-- Begin --

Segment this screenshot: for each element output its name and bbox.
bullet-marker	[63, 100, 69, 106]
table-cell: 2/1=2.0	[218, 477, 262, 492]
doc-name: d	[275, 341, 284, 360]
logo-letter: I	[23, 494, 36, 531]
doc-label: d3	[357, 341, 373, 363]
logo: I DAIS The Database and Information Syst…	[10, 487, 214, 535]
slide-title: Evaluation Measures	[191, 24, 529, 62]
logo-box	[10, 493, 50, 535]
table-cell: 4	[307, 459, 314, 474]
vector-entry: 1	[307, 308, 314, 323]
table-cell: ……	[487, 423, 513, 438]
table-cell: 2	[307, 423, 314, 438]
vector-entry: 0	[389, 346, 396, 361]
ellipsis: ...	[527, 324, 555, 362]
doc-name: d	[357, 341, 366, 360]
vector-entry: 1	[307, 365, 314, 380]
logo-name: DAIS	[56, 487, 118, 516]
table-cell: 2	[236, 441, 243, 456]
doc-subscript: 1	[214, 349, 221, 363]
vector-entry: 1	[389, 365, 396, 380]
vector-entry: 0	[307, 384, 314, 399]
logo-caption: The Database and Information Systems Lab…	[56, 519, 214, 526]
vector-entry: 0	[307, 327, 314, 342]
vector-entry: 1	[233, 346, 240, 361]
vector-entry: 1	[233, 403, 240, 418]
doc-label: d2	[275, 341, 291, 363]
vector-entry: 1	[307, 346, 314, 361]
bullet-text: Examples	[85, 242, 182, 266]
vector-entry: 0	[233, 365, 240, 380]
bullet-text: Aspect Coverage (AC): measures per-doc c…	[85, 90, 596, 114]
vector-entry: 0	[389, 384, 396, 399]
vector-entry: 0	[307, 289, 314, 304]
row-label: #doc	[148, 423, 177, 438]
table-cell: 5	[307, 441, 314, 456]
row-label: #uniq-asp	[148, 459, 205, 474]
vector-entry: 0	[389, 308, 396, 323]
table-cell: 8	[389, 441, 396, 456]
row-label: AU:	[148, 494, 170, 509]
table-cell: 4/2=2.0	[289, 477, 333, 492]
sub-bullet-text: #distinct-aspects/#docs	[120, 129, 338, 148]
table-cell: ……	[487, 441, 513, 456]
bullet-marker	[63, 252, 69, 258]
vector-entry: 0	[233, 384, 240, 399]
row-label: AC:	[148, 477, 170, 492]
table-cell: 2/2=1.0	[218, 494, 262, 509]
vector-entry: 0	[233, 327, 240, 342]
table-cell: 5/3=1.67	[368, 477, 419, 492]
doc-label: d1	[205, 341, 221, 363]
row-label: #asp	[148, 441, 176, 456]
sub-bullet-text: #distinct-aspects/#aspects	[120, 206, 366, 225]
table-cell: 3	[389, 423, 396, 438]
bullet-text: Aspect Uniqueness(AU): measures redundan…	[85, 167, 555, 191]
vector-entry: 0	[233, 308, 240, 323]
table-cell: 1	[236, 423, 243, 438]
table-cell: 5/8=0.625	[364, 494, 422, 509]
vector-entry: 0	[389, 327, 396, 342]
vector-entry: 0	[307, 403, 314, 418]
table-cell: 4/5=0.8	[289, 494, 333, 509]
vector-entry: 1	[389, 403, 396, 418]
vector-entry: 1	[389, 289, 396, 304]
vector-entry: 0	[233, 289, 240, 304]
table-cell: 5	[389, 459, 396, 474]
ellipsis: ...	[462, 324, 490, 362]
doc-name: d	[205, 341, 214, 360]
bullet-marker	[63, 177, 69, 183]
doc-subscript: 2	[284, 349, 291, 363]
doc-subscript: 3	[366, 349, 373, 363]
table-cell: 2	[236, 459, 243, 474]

-- End --

DIRECTIONS FOR THIS TASK: Reproduce verbatim the stretch of the data from its very first line through the line containing "logo: I DAIS", including both of those lines.

RESULT OF THIS EXERCISE:
Segment this screenshot: for each element output its name and bbox.
bullet-marker	[63, 100, 69, 106]
table-cell: 2/1=2.0	[218, 477, 262, 492]
doc-name: d	[275, 341, 284, 360]
logo-letter: I	[23, 494, 36, 531]
doc-label: d3	[357, 341, 373, 363]
logo: I DAIS The Database and Information Syst…	[10, 487, 214, 535]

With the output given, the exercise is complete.